(Task prompt): For the data below, report the number of lines that contain the string "смешанных" and nothing else.

(Records for this task):
■ ■ ■ ■

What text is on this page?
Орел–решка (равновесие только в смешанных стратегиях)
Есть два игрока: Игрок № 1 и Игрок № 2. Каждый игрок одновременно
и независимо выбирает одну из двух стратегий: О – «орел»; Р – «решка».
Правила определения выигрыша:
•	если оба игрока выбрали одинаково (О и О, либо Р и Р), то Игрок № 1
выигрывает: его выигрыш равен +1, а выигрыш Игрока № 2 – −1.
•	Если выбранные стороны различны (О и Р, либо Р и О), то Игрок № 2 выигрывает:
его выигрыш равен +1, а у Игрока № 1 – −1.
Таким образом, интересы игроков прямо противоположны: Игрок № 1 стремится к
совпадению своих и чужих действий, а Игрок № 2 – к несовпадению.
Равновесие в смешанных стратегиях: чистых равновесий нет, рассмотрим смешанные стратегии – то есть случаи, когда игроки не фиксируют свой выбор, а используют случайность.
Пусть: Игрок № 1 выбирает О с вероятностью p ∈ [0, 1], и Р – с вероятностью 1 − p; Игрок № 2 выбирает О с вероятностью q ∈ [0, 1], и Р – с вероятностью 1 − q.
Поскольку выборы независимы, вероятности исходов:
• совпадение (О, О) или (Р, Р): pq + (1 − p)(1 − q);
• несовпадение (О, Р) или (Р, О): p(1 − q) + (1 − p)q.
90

■ ■ ■ ■

(Task solution): 2